*TASK PROMPT*. Only the number is wanted: count the lines in the data with "main" in them.

□ □ □

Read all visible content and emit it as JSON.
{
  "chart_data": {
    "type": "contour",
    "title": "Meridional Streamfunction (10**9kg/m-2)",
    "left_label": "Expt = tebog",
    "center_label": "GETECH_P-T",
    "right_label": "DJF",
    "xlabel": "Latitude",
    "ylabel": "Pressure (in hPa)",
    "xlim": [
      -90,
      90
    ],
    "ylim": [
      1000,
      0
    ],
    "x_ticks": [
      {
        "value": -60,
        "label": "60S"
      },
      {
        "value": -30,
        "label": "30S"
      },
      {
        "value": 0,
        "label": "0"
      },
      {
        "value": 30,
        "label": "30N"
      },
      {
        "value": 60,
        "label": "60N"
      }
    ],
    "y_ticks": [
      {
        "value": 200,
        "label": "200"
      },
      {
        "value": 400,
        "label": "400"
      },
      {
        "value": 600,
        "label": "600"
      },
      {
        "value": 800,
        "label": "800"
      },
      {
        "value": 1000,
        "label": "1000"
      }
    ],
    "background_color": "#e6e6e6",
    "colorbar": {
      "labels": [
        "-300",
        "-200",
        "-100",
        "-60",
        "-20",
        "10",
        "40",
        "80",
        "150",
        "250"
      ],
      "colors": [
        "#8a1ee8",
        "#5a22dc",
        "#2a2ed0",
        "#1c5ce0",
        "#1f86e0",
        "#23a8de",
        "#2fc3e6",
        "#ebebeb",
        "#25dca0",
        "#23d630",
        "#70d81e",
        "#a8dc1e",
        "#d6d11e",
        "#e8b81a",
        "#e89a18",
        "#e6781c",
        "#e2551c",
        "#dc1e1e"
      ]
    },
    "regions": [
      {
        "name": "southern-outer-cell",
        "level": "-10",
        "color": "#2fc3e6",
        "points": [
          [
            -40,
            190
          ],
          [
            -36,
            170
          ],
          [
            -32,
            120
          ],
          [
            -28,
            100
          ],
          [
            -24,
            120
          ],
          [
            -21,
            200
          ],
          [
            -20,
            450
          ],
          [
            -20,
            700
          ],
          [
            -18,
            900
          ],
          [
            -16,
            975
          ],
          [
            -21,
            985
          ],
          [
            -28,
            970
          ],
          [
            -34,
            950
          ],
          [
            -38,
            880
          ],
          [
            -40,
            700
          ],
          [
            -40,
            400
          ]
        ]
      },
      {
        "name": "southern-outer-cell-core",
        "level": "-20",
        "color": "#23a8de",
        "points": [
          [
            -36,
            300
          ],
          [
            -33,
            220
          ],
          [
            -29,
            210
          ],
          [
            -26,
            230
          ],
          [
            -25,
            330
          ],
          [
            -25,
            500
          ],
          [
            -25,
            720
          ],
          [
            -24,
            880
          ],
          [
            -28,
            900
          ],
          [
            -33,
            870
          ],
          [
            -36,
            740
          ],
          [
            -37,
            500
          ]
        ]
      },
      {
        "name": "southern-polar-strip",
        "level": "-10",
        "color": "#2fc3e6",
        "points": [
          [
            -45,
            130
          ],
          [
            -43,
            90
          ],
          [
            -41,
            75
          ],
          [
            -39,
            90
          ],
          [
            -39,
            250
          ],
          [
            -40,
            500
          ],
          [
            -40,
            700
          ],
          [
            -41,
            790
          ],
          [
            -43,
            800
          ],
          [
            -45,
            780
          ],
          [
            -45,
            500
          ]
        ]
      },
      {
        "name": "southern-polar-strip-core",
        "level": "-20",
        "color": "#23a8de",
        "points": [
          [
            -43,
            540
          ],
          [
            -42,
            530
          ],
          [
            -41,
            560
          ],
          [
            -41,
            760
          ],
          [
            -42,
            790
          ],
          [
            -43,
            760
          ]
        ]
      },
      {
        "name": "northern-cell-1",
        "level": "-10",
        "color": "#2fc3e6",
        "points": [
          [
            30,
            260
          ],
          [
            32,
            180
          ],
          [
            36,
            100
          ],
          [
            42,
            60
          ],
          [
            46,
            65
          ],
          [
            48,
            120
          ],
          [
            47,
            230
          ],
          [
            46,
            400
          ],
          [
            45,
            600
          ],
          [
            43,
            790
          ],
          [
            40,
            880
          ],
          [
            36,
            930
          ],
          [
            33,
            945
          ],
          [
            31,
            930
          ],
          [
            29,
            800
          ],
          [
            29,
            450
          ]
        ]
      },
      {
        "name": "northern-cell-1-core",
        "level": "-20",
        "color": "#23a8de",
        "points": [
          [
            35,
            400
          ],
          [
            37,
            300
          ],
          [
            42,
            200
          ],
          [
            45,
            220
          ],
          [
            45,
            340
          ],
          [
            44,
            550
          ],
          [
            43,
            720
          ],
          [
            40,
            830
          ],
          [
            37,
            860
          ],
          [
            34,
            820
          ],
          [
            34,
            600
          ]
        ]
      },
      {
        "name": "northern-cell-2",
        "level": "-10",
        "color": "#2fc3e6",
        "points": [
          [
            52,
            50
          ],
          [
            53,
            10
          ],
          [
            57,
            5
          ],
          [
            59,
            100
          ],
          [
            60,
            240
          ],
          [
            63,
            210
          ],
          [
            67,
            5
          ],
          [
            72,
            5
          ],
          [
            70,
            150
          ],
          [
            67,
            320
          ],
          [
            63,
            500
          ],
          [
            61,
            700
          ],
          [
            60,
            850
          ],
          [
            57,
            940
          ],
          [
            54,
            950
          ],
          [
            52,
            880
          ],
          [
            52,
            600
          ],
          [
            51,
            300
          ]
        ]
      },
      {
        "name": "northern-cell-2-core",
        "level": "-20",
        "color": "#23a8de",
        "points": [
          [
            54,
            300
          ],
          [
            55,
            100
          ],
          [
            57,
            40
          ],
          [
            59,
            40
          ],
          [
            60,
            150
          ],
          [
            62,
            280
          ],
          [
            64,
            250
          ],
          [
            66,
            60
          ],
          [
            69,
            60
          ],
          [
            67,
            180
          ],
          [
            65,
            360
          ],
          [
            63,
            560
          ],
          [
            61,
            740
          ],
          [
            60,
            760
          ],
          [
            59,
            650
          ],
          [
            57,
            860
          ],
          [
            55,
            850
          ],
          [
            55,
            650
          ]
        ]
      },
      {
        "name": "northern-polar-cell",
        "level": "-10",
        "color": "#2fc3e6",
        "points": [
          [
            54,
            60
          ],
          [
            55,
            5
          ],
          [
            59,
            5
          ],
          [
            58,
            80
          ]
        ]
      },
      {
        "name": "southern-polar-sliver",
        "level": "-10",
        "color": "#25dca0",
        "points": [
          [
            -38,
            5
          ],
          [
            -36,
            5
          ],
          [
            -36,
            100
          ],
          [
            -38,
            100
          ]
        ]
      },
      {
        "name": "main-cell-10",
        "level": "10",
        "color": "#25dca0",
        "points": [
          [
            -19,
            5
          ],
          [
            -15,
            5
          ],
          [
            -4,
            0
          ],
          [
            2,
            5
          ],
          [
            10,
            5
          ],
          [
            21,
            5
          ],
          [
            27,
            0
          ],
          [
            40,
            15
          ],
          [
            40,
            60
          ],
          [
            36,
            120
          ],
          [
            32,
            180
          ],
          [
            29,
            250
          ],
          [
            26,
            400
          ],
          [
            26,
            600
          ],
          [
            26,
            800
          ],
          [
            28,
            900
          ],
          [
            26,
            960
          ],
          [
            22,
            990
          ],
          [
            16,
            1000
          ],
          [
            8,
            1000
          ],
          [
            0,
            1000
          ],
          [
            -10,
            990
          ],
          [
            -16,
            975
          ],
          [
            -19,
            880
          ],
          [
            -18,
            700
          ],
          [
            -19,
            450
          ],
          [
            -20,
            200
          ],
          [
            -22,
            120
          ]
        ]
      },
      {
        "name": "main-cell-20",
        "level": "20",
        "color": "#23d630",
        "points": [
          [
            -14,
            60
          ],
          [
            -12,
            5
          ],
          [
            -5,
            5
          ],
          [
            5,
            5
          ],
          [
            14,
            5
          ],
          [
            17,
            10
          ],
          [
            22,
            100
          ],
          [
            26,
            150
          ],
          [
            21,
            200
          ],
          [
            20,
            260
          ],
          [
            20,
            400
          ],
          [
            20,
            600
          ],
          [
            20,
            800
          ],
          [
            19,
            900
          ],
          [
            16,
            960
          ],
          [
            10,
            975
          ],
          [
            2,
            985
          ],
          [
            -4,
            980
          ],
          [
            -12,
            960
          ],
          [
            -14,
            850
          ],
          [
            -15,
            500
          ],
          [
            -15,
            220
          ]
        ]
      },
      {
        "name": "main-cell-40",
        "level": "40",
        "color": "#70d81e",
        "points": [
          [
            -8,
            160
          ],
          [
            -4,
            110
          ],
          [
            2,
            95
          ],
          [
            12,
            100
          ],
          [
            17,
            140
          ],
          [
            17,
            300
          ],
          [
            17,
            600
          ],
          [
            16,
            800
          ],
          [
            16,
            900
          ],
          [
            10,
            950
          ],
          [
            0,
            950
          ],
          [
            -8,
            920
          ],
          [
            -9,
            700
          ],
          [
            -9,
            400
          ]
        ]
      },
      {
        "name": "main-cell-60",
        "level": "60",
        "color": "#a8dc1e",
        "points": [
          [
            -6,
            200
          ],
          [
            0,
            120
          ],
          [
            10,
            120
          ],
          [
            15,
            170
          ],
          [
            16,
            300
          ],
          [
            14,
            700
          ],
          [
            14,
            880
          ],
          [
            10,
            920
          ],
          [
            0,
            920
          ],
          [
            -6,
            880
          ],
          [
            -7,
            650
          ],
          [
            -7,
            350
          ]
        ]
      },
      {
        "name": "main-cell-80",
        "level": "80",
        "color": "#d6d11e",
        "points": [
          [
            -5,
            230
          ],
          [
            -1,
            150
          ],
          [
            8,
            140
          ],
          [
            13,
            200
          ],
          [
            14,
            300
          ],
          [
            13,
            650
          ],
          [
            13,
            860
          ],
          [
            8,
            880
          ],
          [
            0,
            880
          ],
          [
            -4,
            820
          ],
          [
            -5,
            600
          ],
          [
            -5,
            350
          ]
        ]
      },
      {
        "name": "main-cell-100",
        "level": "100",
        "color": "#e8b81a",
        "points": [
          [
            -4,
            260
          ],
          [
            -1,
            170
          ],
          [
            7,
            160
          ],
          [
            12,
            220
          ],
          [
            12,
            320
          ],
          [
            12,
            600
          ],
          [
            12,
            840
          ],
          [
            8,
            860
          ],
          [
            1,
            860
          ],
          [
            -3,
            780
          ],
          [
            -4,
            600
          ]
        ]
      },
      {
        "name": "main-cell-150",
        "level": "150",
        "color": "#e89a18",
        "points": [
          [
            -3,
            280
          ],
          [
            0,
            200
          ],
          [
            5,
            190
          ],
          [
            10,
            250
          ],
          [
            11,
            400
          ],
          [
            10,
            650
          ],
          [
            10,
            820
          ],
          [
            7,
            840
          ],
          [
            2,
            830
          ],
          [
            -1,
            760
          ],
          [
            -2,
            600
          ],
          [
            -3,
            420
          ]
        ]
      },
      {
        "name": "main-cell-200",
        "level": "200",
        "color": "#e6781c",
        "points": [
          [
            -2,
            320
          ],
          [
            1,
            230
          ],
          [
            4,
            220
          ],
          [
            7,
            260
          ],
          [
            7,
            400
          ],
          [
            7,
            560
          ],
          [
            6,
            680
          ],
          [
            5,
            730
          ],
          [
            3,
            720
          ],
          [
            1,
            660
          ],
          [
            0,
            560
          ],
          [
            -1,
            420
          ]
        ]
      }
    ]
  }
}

□ □ □

*THE SOLUTION*. 8